- _Task brief_
Keep only the lines of the listing that include the word "name", and copy them.

[Excerpt from a dataset]
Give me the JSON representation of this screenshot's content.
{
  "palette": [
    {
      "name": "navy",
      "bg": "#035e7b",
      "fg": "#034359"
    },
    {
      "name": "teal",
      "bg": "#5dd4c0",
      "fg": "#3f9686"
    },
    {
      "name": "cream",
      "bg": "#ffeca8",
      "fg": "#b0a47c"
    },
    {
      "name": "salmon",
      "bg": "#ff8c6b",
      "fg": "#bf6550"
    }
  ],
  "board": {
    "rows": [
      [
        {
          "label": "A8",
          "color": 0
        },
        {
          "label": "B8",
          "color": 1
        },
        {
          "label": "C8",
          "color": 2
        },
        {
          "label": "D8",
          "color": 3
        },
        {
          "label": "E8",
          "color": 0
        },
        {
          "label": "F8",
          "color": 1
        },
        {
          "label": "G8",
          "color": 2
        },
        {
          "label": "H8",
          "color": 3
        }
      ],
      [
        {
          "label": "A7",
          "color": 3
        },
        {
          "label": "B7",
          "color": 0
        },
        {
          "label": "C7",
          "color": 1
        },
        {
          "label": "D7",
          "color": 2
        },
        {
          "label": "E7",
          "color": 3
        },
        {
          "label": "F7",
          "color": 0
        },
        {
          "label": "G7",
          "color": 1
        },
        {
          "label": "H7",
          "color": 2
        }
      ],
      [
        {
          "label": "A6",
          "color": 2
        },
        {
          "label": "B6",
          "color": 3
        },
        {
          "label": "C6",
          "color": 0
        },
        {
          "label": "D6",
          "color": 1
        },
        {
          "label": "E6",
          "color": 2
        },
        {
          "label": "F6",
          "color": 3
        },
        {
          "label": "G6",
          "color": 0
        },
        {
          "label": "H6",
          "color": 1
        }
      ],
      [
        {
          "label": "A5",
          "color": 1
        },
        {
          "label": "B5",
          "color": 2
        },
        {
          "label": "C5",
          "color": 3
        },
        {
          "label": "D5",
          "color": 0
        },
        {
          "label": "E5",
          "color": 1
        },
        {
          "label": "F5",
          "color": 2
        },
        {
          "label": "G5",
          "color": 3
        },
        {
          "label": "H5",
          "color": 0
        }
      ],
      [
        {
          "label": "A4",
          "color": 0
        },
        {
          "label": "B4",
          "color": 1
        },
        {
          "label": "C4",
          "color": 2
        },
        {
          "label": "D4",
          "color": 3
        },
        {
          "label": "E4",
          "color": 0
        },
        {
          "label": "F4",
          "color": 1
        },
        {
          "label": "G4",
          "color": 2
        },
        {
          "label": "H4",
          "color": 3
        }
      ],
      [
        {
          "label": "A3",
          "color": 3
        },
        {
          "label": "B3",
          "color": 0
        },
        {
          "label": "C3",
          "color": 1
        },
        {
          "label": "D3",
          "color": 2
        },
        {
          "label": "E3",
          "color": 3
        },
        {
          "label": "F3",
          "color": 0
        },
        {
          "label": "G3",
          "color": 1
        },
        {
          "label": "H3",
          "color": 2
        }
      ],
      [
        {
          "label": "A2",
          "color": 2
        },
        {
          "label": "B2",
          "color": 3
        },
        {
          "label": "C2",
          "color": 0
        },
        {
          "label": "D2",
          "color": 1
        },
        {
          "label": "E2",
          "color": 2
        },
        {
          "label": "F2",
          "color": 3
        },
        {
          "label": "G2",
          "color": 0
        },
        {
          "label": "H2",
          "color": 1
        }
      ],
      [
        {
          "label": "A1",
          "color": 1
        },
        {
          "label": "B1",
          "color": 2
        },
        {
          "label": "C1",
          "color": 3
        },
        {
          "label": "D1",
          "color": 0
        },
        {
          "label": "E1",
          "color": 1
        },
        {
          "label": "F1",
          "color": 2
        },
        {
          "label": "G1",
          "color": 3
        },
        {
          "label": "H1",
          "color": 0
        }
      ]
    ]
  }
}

- _Full solution_
      "name": "navy",
      "name": "teal",
      "name": "cream",
      "name": "salmon",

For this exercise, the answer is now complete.